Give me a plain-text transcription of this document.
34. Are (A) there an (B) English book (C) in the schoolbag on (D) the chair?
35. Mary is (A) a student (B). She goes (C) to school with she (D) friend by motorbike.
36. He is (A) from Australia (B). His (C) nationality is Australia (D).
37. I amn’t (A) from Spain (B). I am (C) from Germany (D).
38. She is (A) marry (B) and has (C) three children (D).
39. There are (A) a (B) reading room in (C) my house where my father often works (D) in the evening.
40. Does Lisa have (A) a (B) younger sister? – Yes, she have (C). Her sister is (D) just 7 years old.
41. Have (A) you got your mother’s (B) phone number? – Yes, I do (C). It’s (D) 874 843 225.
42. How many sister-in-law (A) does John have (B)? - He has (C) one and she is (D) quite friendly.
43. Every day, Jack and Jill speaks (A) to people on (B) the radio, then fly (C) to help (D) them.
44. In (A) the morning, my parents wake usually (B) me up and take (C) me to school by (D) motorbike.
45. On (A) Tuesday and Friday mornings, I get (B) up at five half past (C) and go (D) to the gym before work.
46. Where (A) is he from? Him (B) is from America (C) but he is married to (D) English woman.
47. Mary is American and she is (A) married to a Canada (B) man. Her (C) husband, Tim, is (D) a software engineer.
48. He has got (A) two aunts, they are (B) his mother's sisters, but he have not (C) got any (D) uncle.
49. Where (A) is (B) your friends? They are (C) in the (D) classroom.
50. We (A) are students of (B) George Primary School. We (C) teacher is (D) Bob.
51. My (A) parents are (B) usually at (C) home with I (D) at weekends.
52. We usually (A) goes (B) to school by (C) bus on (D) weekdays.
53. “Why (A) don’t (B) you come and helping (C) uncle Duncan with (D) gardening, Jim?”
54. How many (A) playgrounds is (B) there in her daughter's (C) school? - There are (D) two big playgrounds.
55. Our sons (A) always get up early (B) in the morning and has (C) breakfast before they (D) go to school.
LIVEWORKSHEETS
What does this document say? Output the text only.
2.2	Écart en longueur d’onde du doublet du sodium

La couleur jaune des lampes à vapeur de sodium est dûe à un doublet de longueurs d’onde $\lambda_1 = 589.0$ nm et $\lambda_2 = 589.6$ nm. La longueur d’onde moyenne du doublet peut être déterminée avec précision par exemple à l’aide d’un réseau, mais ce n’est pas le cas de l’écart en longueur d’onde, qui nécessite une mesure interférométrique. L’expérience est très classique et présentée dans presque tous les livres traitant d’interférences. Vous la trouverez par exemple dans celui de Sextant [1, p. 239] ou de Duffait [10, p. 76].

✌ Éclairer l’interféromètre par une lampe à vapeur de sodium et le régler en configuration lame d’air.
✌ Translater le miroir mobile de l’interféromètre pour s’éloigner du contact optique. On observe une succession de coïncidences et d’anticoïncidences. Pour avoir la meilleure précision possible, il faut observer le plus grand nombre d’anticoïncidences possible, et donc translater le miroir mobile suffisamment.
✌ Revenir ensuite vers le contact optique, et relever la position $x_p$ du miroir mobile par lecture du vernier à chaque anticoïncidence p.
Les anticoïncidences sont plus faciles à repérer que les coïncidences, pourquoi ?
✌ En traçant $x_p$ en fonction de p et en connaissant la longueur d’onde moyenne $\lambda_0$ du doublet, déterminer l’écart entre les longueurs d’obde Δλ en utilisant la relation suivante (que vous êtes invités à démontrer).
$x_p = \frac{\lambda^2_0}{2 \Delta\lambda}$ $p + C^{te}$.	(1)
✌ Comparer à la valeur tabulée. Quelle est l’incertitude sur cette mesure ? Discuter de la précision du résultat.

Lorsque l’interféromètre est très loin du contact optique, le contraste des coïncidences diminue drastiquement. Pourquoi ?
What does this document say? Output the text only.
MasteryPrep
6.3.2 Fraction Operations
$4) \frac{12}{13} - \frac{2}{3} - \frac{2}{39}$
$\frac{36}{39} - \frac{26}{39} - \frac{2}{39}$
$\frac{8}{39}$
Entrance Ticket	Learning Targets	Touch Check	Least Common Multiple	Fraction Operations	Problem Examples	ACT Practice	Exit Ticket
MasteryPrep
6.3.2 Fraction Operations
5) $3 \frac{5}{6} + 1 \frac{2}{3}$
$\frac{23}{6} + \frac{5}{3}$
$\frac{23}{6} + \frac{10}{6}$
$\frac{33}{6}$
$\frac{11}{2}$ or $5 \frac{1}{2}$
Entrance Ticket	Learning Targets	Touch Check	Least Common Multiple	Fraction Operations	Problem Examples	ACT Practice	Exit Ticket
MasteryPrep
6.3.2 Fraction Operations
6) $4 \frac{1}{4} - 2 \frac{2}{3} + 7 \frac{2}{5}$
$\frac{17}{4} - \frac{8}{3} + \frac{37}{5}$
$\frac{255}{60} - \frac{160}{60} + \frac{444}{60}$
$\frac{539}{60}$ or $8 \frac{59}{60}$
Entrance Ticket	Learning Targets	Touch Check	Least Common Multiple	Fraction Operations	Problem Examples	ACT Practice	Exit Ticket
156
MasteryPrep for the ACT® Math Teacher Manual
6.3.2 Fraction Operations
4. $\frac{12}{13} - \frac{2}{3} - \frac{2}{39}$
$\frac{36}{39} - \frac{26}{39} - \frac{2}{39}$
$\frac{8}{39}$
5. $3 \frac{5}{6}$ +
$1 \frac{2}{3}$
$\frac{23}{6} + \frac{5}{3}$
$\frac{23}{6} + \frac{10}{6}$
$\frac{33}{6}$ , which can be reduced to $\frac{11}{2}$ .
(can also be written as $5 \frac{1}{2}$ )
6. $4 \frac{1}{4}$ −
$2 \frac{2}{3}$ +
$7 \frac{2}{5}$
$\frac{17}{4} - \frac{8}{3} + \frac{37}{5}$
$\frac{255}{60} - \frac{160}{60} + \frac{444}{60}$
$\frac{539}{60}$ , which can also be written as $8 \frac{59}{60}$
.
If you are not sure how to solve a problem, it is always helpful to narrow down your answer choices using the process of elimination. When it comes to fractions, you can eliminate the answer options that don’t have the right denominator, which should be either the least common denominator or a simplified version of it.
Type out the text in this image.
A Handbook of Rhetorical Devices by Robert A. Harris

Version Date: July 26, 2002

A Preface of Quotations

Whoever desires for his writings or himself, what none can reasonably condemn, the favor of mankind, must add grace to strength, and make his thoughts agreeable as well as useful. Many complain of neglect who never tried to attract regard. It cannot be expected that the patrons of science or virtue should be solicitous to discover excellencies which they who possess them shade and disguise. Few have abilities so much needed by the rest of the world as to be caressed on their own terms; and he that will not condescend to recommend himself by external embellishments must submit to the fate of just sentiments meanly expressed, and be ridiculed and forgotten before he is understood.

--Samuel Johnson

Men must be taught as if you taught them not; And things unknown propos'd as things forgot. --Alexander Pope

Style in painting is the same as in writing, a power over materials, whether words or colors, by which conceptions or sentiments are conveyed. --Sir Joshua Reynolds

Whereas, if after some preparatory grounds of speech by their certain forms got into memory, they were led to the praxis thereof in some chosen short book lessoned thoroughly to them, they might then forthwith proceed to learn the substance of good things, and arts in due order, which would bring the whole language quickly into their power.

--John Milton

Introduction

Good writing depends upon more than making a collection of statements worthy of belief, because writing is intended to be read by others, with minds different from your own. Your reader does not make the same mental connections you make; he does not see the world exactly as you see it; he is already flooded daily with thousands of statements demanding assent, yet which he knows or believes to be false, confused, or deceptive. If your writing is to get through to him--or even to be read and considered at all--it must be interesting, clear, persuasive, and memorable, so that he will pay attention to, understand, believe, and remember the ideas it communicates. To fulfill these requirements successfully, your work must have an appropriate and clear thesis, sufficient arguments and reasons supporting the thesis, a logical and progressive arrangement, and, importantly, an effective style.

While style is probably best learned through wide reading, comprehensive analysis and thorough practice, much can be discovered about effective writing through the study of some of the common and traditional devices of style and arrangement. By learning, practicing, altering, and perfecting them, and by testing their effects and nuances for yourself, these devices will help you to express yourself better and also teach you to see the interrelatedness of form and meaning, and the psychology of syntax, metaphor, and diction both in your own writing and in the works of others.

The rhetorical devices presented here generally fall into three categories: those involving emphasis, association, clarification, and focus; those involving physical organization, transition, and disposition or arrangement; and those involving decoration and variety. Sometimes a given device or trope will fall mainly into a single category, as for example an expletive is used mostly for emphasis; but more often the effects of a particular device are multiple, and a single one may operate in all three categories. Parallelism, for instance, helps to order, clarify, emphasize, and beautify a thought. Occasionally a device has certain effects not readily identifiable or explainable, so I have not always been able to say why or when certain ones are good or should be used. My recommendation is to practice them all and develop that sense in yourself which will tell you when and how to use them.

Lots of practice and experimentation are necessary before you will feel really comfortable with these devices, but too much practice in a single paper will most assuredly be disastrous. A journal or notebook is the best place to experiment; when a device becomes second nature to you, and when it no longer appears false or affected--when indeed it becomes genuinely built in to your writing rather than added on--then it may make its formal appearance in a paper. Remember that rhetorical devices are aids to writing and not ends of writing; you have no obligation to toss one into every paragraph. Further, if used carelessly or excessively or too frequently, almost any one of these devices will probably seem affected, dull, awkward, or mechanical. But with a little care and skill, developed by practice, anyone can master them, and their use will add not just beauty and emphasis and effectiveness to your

----

## Directions
In the lines above, find each one with "things" and list it.

## Correct output
Men must be taught as if you taught them not; And things unknown propos'd as things forgot. --Alexander Pope
Whereas, if after some preparatory grounds of speech by their certain forms got into memory, they were led to the praxis thereof in some chosen short book lessoned thoroughly to them, they might then forthwith proceed to learn the substance of good things, and arts in due order, which would bring the whole language quickly into their power.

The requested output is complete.